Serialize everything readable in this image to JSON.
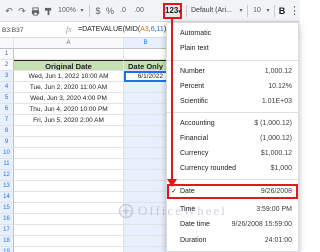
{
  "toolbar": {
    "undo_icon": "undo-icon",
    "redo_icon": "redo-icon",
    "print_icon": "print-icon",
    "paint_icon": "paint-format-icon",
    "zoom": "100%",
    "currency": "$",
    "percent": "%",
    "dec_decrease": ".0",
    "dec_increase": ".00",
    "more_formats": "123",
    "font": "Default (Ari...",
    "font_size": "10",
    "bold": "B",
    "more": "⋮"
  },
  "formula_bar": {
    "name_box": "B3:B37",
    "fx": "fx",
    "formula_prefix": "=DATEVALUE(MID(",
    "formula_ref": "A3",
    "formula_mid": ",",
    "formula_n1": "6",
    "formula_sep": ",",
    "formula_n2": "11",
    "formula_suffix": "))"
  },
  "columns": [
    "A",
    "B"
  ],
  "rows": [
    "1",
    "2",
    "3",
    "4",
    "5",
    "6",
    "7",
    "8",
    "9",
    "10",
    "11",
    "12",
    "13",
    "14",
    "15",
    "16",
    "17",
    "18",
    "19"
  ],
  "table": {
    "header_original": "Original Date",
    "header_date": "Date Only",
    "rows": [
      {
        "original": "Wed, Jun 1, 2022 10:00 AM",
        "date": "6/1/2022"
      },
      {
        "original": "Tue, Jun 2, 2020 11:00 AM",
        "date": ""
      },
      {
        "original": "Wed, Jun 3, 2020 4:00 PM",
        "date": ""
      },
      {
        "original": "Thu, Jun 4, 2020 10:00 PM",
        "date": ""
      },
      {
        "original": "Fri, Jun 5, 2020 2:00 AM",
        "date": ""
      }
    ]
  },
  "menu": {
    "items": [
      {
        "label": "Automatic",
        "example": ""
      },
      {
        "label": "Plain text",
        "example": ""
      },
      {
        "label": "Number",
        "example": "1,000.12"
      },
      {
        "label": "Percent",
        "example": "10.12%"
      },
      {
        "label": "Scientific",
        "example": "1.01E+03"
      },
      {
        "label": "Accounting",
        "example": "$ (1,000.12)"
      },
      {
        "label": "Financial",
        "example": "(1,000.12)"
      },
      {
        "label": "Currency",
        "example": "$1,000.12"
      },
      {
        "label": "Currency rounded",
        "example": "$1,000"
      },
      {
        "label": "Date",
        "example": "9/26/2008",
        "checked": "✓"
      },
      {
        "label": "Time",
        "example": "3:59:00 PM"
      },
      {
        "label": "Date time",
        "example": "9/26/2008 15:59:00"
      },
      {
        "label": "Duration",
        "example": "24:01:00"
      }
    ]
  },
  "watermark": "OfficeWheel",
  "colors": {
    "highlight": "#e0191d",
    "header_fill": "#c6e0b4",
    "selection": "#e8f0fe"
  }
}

[REQUIRED TASK]: Transcribe every line in the entries above, taking out only the images.

[WORKED SOLUTION]:
Serialize everything readable in this image to JSON.
{
  "toolbar": {
    "undo_icon": "undo-icon",
    "redo_icon": "redo-icon",
    "print_icon": "print-icon",
    "paint_icon": "paint-format-icon",
    "zoom": "100%",
    "currency": "$",
    "percent": "%",
    "dec_decrease": ".0",
    "dec_increase": ".00",
    "more_formats": "123",
    "font": "Default (Ari...",
    "font_size": "10",
    "bold": "B",
    "more": "⋮"
  },
  "formula_bar": {
    "name_box": "B3:B37",
    "fx": "fx",
    "formula_prefix": "=DATEVALUE(MID(",
    "formula_ref": "A3",
    "formula_mid": ",",
    "formula_n1": "6",
    "formula_sep": ",",
    "formula_n2": "11",
    "formula_suffix": "))"
  },
  "columns": [
    "A",
    "B"
  ],
  "rows": [
    "1",
    "2",
    "3",
    "4",
    "5",
    "6",
    "7",
    "8",
    "9",
    "10",
    "11",
    "12",
    "13",
    "14",
    "15",
    "16",
    "17",
    "18",
    "19"
  ],
  "table": {
    "header_original": "Original Date",
    "header_date": "Date Only",
    "rows": [
      {
        "original": "Wed, Jun 1, 2022 10:00 AM",
        "date": "6/1/2022"
      },
      {
        "original": "Tue, Jun 2, 2020 11:00 AM",
        "date": ""
      },
      {
        "original": "Wed, Jun 3, 2020 4:00 PM",
        "date": ""
      },
      {
        "original": "Thu, Jun 4, 2020 10:00 PM",
        "date": ""
      },
      {
        "original": "Fri, Jun 5, 2020 2:00 AM",
        "date": ""
      }
    ]
  },
  "menu": {
    "items": [
      {
        "label": "Automatic",
        "example": ""
      },
      {
        "label": "Plain text",
        "example": ""
      },
      {
        "label": "Number",
        "example": "1,000.12"
      },
      {
        "label": "Percent",
        "example": "10.12%"
      },
      {
        "label": "Scientific",
        "example": "1.01E+03"
      },
      {
        "label": "Accounting",
        "example": "$ (1,000.12)"
      },
      {
        "label": "Financial",
        "example": "(1,000.12)"
      },
      {
        "label": "Currency",
        "example": "$1,000.12"
      },
      {
        "label": "Currency rounded",
        "example": "$1,000"
      },
      {
        "label": "Date",
        "example": "9/26/2008",
        "checked": "✓"
      },
      {
        "label": "Time",
        "example": "3:59:00 PM"
      },
      {
        "label": "Date time",
        "example": "9/26/2008 15:59:00"
      },
      {
        "label": "Duration",
        "example": "24:01:00"
      }
    ]
  },
  "watermark": "OfficeWheel",
  "colors": {
    "highlight": "#e0191d",
    "header_fill": "#c6e0b4",
    "selection": "#e8f0fe"
  }
}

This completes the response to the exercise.